◆ What the task requires
Read the records below and copy each line that contains "title".

◆ Provided material
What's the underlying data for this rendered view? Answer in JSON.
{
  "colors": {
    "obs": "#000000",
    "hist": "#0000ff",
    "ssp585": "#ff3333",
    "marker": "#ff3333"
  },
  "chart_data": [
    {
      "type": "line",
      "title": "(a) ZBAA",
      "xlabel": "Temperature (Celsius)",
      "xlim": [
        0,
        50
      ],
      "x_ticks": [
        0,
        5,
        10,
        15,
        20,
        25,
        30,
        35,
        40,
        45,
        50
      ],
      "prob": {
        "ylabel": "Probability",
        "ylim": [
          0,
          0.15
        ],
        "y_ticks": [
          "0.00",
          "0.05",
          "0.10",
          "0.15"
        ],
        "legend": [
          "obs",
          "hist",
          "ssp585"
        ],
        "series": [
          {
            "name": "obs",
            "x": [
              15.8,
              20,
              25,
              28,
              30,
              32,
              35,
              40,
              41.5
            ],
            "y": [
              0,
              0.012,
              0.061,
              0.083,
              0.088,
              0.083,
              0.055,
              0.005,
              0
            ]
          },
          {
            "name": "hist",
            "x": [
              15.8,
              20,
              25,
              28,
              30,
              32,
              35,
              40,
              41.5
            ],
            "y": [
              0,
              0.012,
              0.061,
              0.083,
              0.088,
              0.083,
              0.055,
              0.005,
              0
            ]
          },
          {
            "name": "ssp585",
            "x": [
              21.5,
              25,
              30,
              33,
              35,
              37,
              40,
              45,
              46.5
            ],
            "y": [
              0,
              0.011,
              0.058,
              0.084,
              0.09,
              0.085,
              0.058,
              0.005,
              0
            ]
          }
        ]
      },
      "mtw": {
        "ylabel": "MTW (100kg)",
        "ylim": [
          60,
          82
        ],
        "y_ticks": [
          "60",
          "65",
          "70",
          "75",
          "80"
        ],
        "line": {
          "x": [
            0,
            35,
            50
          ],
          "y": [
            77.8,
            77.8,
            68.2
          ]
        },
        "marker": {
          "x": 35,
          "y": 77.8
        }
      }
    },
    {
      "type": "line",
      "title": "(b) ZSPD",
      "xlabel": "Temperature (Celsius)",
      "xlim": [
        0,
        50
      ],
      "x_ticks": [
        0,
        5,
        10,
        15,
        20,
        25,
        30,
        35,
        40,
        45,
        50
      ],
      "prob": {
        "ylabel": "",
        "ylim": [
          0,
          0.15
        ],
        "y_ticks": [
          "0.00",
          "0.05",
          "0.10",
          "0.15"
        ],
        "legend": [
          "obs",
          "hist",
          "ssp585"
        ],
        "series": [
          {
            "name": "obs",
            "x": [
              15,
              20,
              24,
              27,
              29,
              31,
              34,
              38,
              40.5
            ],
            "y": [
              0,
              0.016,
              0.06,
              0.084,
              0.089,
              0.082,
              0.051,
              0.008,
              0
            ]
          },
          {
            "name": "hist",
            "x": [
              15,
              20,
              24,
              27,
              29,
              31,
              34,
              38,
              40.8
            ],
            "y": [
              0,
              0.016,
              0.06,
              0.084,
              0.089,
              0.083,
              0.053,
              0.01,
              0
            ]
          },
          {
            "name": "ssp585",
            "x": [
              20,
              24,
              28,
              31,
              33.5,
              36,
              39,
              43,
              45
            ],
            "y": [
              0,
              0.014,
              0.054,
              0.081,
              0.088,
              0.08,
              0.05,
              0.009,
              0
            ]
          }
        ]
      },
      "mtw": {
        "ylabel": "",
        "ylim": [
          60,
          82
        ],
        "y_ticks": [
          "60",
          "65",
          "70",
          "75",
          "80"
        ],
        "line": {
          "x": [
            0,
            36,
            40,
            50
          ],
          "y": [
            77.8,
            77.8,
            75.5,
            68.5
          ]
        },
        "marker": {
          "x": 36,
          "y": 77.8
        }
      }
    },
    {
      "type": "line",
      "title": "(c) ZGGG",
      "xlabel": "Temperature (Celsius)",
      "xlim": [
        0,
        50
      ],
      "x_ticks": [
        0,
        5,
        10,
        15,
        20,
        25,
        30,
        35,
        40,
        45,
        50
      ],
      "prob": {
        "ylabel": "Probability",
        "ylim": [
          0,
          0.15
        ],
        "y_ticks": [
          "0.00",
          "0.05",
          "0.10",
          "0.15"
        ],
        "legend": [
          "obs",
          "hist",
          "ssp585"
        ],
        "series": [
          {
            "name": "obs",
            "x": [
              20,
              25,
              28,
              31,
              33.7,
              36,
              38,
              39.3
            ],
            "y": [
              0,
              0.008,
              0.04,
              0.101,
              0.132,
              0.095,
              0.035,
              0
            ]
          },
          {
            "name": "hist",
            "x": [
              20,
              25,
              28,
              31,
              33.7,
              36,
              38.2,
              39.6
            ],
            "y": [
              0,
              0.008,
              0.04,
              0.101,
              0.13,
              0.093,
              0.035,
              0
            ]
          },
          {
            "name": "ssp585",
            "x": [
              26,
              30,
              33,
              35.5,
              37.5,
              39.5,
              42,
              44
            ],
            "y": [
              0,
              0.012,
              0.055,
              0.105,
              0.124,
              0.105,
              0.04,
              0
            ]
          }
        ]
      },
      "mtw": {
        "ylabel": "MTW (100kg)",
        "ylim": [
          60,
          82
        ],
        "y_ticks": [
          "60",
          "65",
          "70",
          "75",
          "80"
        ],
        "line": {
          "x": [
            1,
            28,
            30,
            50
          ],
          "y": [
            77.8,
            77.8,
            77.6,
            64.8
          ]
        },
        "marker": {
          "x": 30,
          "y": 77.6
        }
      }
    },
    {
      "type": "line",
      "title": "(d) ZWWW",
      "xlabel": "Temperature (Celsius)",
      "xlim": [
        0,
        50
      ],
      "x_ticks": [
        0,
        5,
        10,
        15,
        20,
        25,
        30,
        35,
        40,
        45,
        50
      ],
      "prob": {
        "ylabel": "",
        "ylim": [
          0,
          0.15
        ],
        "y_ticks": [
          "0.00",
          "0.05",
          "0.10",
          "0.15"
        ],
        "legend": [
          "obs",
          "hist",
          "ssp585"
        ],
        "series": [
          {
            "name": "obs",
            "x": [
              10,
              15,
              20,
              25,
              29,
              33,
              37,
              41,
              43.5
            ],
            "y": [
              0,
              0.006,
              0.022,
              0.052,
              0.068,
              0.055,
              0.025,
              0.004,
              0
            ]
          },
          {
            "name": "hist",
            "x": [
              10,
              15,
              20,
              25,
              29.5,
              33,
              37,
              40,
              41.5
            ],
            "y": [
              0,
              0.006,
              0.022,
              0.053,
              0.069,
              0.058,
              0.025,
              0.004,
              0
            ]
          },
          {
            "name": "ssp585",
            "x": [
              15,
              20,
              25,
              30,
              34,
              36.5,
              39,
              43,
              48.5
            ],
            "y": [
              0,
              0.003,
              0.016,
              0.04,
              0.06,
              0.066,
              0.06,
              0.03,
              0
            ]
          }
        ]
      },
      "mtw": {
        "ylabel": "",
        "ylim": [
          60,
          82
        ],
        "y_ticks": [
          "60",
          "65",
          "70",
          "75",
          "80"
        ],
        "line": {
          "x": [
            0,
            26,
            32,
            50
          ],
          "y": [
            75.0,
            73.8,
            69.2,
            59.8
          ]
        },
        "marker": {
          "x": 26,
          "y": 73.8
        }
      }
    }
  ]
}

◆ Solution for this problem
      "title": "(a) ZBAA",
      "title": "(b) ZSPD",
      "title": "(c) ZGGG",
      "title": "(d) ZWWW",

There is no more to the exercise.